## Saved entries
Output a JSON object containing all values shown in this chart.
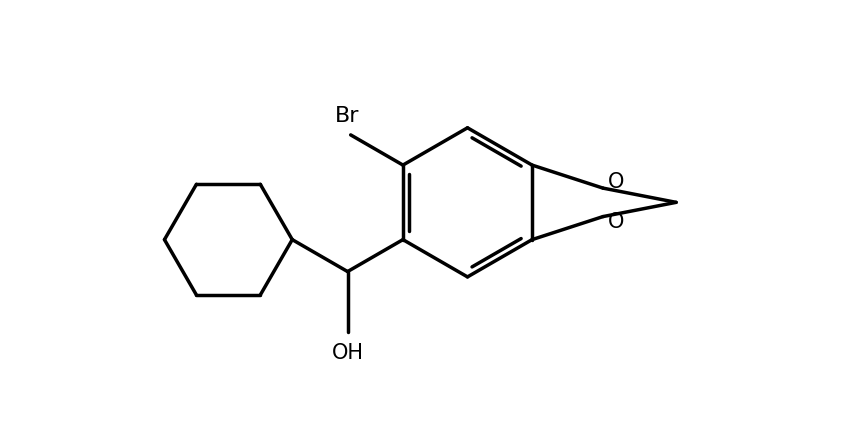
{
  "background_color": "#ffffff",
  "line_color": "#000000",
  "line_width": 2.5,
  "font_size_label": 15,
  "label_Br": "Br",
  "label_O1": "O",
  "label_O2": "O",
  "label_OH": "OH",
  "fig_width": 8.64,
  "fig_height": 4.26,
  "dpi": 100,
  "xlim": [
    -4.5,
    5.5
  ],
  "ylim": [
    -3.0,
    3.0
  ]
}
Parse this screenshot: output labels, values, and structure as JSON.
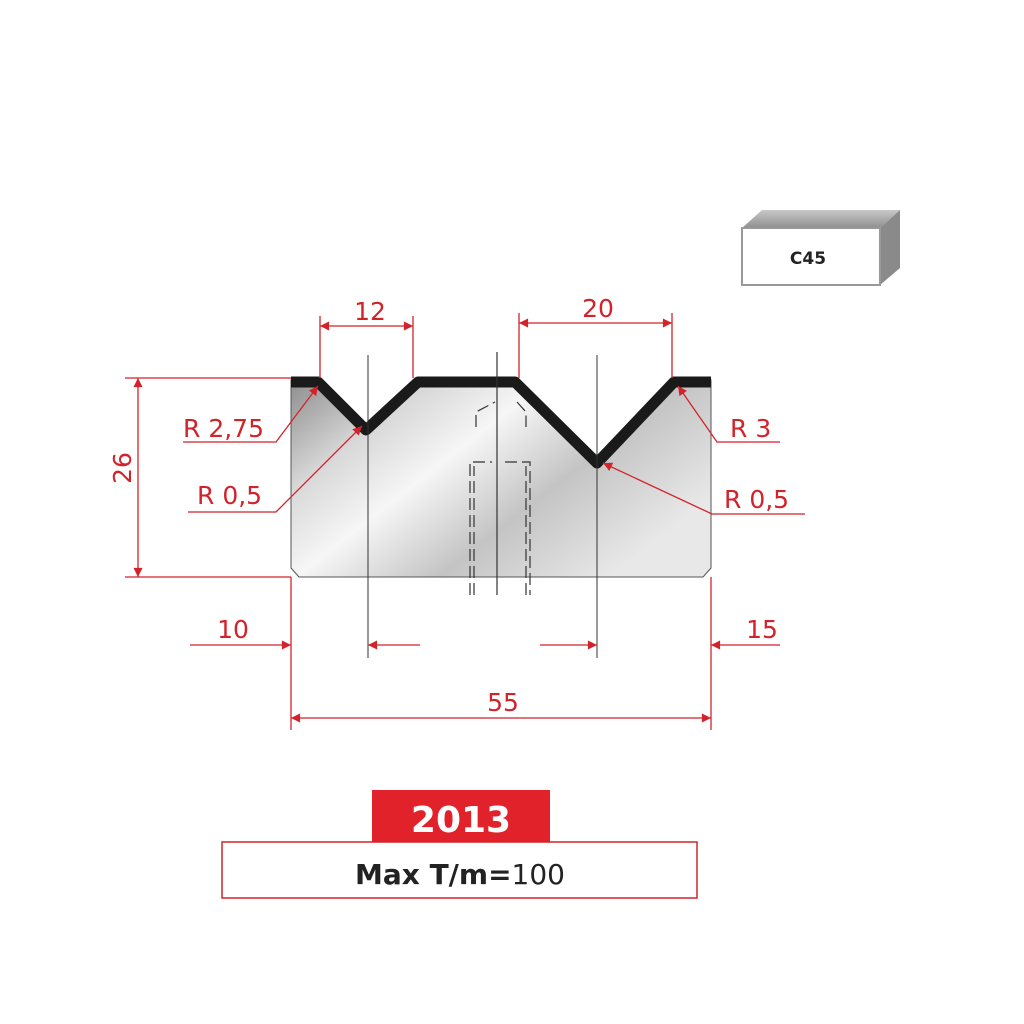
{
  "material": "C45",
  "dimensions": {
    "top_left_v_opening": "12",
    "top_right_v_opening": "20",
    "height": "26",
    "left_offset": "10",
    "right_offset": "15",
    "total_width": "55"
  },
  "radii": {
    "left_shoulder": "R 2,75",
    "left_bottom": "R 0,5",
    "right_shoulder": "R 3",
    "right_bottom": "R 0,5"
  },
  "product": {
    "code": "2013",
    "max_label": "Max T/m=",
    "max_value": "100"
  },
  "colors": {
    "accent": "#d2232a",
    "profile": "#1a1a1a"
  }
}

## Description of the task
Look over the material above and show each line where "values" appears.

## Output for this task
Output a JSON object containing all values shown in this chart.
Parse this screenshot: output labels, values, and structure as JSON.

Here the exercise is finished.